→ EXERCISE TASK: Copy out all the data, word for word.

→ MATERIALS PROVIDED:
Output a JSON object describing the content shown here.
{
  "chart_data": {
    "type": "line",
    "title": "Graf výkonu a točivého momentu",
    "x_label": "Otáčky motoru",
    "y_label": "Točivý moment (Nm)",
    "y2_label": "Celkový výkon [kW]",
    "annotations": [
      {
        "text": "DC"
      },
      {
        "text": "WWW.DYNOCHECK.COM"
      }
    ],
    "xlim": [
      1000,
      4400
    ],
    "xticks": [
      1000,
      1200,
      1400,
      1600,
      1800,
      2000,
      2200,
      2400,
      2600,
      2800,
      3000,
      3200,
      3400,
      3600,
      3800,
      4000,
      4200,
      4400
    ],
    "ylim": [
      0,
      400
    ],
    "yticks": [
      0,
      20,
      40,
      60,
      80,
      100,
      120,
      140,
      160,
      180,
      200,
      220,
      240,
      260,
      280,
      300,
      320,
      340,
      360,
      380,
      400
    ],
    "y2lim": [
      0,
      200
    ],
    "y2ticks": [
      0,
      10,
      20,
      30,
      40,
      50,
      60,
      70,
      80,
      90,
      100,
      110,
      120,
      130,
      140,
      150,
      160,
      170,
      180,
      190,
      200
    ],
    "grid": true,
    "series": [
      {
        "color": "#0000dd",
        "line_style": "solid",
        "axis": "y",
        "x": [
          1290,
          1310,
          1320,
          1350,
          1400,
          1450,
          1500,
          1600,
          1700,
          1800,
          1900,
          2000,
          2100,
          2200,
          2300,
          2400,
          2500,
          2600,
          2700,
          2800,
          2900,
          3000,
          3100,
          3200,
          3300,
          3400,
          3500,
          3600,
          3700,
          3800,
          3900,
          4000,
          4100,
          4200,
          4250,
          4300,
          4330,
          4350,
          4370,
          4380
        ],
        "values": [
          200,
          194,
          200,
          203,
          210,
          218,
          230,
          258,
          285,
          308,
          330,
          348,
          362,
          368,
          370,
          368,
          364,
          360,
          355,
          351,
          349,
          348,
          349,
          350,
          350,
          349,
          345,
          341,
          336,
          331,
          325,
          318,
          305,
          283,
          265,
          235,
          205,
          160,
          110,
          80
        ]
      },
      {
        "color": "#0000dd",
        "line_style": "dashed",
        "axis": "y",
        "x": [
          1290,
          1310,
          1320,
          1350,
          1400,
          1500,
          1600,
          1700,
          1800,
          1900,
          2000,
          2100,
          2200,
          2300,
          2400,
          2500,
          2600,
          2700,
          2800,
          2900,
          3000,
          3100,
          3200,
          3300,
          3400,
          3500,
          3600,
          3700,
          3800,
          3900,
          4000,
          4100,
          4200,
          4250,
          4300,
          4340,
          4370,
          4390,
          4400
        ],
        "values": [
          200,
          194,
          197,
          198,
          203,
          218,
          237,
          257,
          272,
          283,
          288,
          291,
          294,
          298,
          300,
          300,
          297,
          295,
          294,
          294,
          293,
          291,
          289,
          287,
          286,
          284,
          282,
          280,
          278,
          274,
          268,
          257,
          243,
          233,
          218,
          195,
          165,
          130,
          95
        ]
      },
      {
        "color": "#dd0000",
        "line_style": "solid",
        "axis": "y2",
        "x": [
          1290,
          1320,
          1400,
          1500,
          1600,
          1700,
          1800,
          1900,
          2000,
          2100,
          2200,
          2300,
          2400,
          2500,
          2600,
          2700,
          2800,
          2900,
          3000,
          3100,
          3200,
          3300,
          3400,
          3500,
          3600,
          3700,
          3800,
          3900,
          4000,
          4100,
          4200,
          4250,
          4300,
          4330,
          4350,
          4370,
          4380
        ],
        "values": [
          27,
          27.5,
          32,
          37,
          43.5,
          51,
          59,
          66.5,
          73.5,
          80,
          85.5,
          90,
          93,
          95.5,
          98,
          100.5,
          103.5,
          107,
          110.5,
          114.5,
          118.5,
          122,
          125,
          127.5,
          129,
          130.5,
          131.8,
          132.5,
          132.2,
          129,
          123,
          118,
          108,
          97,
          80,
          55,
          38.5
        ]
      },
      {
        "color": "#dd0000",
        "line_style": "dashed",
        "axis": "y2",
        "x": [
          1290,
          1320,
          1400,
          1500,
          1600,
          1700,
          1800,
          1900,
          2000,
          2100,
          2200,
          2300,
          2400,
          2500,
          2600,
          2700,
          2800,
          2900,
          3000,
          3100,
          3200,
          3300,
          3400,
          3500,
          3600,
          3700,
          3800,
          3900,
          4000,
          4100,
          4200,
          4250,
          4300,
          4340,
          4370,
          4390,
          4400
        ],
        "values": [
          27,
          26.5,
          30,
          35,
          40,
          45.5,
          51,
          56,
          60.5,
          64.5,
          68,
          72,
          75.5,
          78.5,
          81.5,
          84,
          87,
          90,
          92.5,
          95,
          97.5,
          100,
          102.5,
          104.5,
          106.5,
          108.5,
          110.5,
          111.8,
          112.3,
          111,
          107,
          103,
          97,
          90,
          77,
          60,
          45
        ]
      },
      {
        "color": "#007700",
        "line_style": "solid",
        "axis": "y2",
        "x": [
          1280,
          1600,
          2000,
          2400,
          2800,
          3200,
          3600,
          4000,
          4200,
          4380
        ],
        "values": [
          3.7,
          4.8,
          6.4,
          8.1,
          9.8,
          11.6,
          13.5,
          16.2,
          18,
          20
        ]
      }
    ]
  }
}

→ EXERCISE RESULT:
Output a JSON object describing the content shown here.
{
  "chart_data": {
    "type": "line",
    "title": "Graf výkonu a točivého momentu",
    "x_label": "Otáčky motoru",
    "y_label": "Točivý moment (Nm)",
    "y2_label": "Celkový výkon [kW]",
    "annotations": [
      {
        "text": "DC"
      },
      {
        "text": "WWW.DYNOCHECK.COM"
      }
    ],
    "xlim": [
      1000,
      4400
    ],
    "xticks": [
      1000,
      1200,
      1400,
      1600,
      1800,
      2000,
      2200,
      2400,
      2600,
      2800,
      3000,
      3200,
      3400,
      3600,
      3800,
      4000,
      4200,
      4400
    ],
    "ylim": [
      0,
      400
    ],
    "yticks": [
      0,
      20,
      40,
      60,
      80,
      100,
      120,
      140,
      160,
      180,
      200,
      220,
      240,
      260,
      280,
      300,
      320,
      340,
      360,
      380,
      400
    ],
    "y2lim": [
      0,
      200
    ],
    "y2ticks": [
      0,
      10,
      20,
      30,
      40,
      50,
      60,
      70,
      80,
      90,
      100,
      110,
      120,
      130,
      140,
      150,
      160,
      170,
      180,
      190,
      200
    ],
    "grid": true,
    "series": [
      {
        "color": "#0000dd",
        "line_style": "solid",
        "axis": "y",
        "x": [
          1290,
          1310,
          1320,
          1350,
          1400,
          1450,
          1500,
          1600,
          1700,
          1800,
          1900,
          2000,
          2100,
          2200,
          2300,
          2400,
          2500,
          2600,
          2700,
          2800,
          2900,
          3000,
          3100,
          3200,
          3300,
          3400,
          3500,
          3600,
          3700,
          3800,
          3900,
          4000,
          4100,
          4200,
          4250,
          4300,
          4330,
          4350,
          4370,
          4380
        ],
        "values": [
          200,
          194,
          200,
          203,
          210,
          218,
          230,
          258,
          285,
          308,
          330,
          348,
          362,
          368,
          370,
          368,
          364,
          360,
          355,
          351,
          349,
          348,
          349,
          350,
          350,
          349,
          345,
          341,
          336,
          331,
          325,
          318,
          305,
          283,
          265,
          235,
          205,
          160,
          110,
          80
        ]
      },
      {
        "color": "#0000dd",
        "line_style": "dashed",
        "axis": "y",
        "x": [
          1290,
          1310,
          1320,
          1350,
          1400,
          1500,
          1600,
          1700,
          1800,
          1900,
          2000,
          2100,
          2200,
          2300,
          2400,
          2500,
          2600,
          2700,
          2800,
          2900,
          3000,
          3100,
          3200,
          3300,
          3400,
          3500,
          3600,
          3700,
          3800,
          3900,
          4000,
          4100,
          4200,
          4250,
          4300,
          4340,
          4370,
          4390,
          4400
        ],
        "values": [
          200,
          194,
          197,
          198,
          203,
          218,
          237,
          257,
          272,
          283,
          288,
          291,
          294,
          298,
          300,
          300,
          297,
          295,
          294,
          294,
          293,
          291,
          289,
          287,
          286,
          284,
          282,
          280,
          278,
          274,
          268,
          257,
          243,
          233,
          218,
          195,
          165,
          130,
          95
        ]
      },
      {
        "color": "#dd0000",
        "line_style": "solid",
        "axis": "y2",
        "x": [
          1290,
          1320,
          1400,
          1500,
          1600,
          1700,
          1800,
          1900,
          2000,
          2100,
          2200,
          2300,
          2400,
          2500,
          2600,
          2700,
          2800,
          2900,
          3000,
          3100,
          3200,
          3300,
          3400,
          3500,
          3600,
          3700,
          3800,
          3900,
          4000,
          4100,
          4200,
          4250,
          4300,
          4330,
          4350,
          4370,
          4380
        ],
        "values": [
          27,
          27.5,
          32,
          37,
          43.5,
          51,
          59,
          66.5,
          73.5,
          80,
          85.5,
          90,
          93,
          95.5,
          98,
          100.5,
          103.5,
          107,
          110.5,
          114.5,
          118.5,
          122,
          125,
          127.5,
          129,
          130.5,
          131.8,
          132.5,
          132.2,
          129,
          123,
          118,
          108,
          97,
          80,
          55,
          38.5
        ]
      },
      {
        "color": "#dd0000",
        "line_style": "dashed",
        "axis": "y2",
        "x": [
          1290,
          1320,
          1400,
          1500,
          1600,
          1700,
          1800,
          1900,
          2000,
          2100,
          2200,
          2300,
          2400,
          2500,
          2600,
          2700,
          2800,
          2900,
          3000,
          3100,
          3200,
          3300,
          3400,
          3500,
          3600,
          3700,
          3800,
          3900,
          4000,
          4100,
          4200,
          4250,
          4300,
          4340,
          4370,
          4390,
          4400
        ],
        "values": [
          27,
          26.5,
          30,
          35,
          40,
          45.5,
          51,
          56,
          60.5,
          64.5,
          68,
          72,
          75.5,
          78.5,
          81.5,
          84,
          87,
          90,
          92.5,
          95,
          97.5,
          100,
          102.5,
          104.5,
          106.5,
          108.5,
          110.5,
          111.8,
          112.3,
          111,
          107,
          103,
          97,
          90,
          77,
          60,
          45
        ]
      },
      {
        "color": "#007700",
        "line_style": "solid",
        "axis": "y2",
        "x": [
          1280,
          1600,
          2000,
          2400,
          2800,
          3200,
          3600,
          4000,
          4200,
          4380
        ],
        "values": [
          3.7,
          4.8,
          6.4,
          8.1,
          9.8,
          11.6,
          13.5,
          16.2,
          18,
          20
        ]
      }
    ]
  }
}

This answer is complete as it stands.